▸ Brief
Copy out all of the data below with no alterations.
#### Dataset
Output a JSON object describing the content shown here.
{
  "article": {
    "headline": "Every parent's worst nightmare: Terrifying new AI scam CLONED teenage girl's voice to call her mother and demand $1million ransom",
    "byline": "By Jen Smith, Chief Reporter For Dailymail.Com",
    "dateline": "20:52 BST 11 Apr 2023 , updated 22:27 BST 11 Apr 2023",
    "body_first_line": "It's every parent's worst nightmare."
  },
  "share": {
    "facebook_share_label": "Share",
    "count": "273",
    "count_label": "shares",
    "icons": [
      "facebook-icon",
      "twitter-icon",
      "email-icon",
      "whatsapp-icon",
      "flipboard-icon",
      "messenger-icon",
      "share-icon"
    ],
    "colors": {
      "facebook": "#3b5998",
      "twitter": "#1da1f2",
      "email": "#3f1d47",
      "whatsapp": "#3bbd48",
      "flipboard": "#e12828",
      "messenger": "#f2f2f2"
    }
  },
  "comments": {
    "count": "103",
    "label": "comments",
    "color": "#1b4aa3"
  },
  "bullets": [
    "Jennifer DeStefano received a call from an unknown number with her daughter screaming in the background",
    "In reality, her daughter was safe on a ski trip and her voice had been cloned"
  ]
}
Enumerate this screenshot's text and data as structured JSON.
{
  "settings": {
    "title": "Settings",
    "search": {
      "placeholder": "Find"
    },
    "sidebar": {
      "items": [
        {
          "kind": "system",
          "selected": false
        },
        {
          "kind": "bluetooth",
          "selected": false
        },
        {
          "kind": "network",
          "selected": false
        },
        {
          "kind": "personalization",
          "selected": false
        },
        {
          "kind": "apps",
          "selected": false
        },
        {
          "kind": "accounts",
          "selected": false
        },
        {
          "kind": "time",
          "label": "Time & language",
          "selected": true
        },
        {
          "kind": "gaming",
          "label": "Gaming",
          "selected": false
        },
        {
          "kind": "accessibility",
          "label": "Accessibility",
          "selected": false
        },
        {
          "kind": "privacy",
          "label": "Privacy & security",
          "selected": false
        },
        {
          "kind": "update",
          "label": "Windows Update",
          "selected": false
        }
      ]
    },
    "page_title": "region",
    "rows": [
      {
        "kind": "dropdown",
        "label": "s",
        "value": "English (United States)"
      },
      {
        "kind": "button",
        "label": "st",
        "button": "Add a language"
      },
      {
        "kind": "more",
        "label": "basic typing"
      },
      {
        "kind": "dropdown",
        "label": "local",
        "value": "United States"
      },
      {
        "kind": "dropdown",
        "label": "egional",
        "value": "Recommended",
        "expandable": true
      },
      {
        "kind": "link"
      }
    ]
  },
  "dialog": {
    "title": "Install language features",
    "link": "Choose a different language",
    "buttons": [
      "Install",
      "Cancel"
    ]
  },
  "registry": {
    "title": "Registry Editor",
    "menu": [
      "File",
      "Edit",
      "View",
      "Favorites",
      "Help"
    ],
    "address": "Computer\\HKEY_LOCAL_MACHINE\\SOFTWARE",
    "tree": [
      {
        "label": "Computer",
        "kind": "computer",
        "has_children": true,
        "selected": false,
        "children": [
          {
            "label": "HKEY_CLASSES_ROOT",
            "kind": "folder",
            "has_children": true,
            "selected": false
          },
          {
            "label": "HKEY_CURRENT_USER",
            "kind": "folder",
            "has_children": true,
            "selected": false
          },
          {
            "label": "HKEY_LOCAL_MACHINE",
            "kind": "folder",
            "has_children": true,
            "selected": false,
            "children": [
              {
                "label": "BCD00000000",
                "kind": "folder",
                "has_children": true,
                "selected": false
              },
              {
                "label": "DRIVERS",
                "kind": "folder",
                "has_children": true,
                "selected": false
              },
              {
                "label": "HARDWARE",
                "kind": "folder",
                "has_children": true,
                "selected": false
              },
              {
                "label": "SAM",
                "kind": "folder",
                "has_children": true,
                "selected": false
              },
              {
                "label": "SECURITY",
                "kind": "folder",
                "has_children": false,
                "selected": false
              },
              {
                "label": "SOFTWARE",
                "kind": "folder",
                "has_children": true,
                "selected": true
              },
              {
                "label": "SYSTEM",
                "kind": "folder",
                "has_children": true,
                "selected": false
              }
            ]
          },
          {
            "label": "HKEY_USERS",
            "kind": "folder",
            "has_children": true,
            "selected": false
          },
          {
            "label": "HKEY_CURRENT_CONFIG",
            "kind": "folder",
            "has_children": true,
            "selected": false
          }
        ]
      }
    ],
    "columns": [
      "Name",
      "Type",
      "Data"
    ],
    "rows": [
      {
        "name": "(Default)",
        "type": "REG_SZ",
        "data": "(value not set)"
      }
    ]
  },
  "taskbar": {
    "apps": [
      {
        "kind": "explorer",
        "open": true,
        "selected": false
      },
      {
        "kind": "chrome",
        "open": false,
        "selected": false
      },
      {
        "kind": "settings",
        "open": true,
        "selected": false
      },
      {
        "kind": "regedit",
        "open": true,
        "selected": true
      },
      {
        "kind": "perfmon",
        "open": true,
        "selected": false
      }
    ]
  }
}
########
▸ Response to the exercise
Output a JSON object describing the content shown here.
{
  "article": {
    "headline": "Every parent's worst nightmare: Terrifying new AI scam CLONED teenage girl's voice to call her mother and demand $1million ransom",
    "byline": "By Jen Smith, Chief Reporter For Dailymail.Com",
    "dateline": "20:52 BST 11 Apr 2023 , updated 22:27 BST 11 Apr 2023",
    "body_first_line": "It's every parent's worst nightmare."
  },
  "share": {
    "facebook_share_label": "Share",
    "count": "273",
    "count_label": "shares",
    "icons": [
      "facebook-icon",
      "twitter-icon",
      "email-icon",
      "whatsapp-icon",
      "flipboard-icon",
      "messenger-icon",
      "share-icon"
    ],
    "colors": {
      "facebook": "#3b5998",
      "twitter": "#1da1f2",
      "email": "#3f1d47",
      "whatsapp": "#3bbd48",
      "flipboard": "#e12828",
      "messenger": "#f2f2f2"
    }
  },
  "comments": {
    "count": "103",
    "label": "comments",
    "color": "#1b4aa3"
  },
  "bullets": [
    "Jennifer DeStefano received a call from an unknown number with her daughter screaming in the background",
    "In reality, her daughter was safe on a ski trip and her voice had been cloned"
  ]
}
Enumerate this screenshot's text and data as structured JSON.
{
  "settings": {
    "title": "Settings",
    "search": {
      "placeholder": "Find"
    },
    "sidebar": {
      "items": [
        {
          "kind": "system",
          "selected": false
        },
        {
          "kind": "bluetooth",
          "selected": false
        },
        {
          "kind": "network",
          "selected": false
        },
        {
          "kind": "personalization",
          "selected": false
        },
        {
          "kind": "apps",
          "selected": false
        },
        {
          "kind": "accounts",
          "selected": false
        },
        {
          "kind": "time",
          "label": "Time & language",
          "selected": true
        },
        {
          "kind": "gaming",
          "label": "Gaming",
          "selected": false
        },
        {
          "kind": "accessibility",
          "label": "Accessibility",
          "selected": false
        },
        {
          "kind": "privacy",
          "label": "Privacy & security",
          "selected": false
        },
        {
          "kind": "update",
          "label": "Windows Update",
          "selected": false
        }
      ]
    },
    "page_title": "region",
    "rows": [
      {
        "kind": "dropdown",
        "label": "s",
        "value": "English (United States)"
      },
      {
        "kind": "button",
        "label": "st",
        "button": "Add a language"
      },
      {
        "kind": "more",
        "label": "basic typing"
      },
      {
        "kind": "dropdown",
        "label": "local",
        "value": "United States"
      },
      {
        "kind": "dropdown",
        "label": "egional",
        "value": "Recommended",
        "expandable": true
      },
      {
        "kind": "link"
      }
    ]
  },
  "dialog": {
    "title": "Install language features",
    "link": "Choose a different language",
    "buttons": [
      "Install",
      "Cancel"
    ]
  },
  "registry": {
    "title": "Registry Editor",
    "menu": [
      "File",
      "Edit",
      "View",
      "Favorites",
      "Help"
    ],
    "address": "Computer\\HKEY_LOCAL_MACHINE\\SOFTWARE",
    "tree": [
      {
        "label": "Computer",
        "kind": "computer",
        "has_children": true,
        "selected": false,
        "children": [
          {
            "label": "HKEY_CLASSES_ROOT",
            "kind": "folder",
            "has_children": true,
            "selected": false
          },
          {
            "label": "HKEY_CURRENT_USER",
            "kind": "folder",
            "has_children": true,
            "selected": false
          },
          {
            "label": "HKEY_LOCAL_MACHINE",
            "kind": "folder",
            "has_children": true,
            "selected": false,
            "children": [
              {
                "label": "BCD00000000",
                "kind": "folder",
                "has_children": true,
                "selected": false
              },
              {
                "label": "DRIVERS",
                "kind": "folder",
                "has_children": true,
                "selected": false
              },
              {
                "label": "HARDWARE",
                "kind": "folder",
                "has_children": true,
                "selected": false
              },
              {
                "label": "SAM",
                "kind": "folder",
                "has_children": true,
                "selected": false
              },
              {
                "label": "SECURITY",
                "kind": "folder",
                "has_children": false,
                "selected": false
              },
              {
                "label": "SOFTWARE",
                "kind": "folder",
                "has_children": true,
                "selected": true
              },
              {
                "label": "SYSTEM",
                "kind": "folder",
                "has_children": true,
                "selected": false
              }
            ]
          },
          {
            "label": "HKEY_USERS",
            "kind": "folder",
            "has_children": true,
            "selected": false
          },
          {
            "label": "HKEY_CURRENT_CONFIG",
            "kind": "folder",
            "has_children": true,
            "selected": false
          }
        ]
      }
    ],
    "columns": [
      "Name",
      "Type",
      "Data"
    ],
    "rows": [
      {
        "name": "(Default)",
        "type": "REG_SZ",
        "data": "(value not set)"
      }
    ]
  },
  "taskbar": {
    "apps": [
      {
        "kind": "explorer",
        "open": true,
        "selected": false
      },
      {
        "kind": "chrome",
        "open": false,
        "selected": false
      },
      {
        "kind": "settings",
        "open": true,
        "selected": false
      },
      {
        "kind": "regedit",
        "open": true,
        "selected": true
      },
      {
        "kind": "perfmon",
        "open": true,
        "selected": false
      }
    ]
  }
}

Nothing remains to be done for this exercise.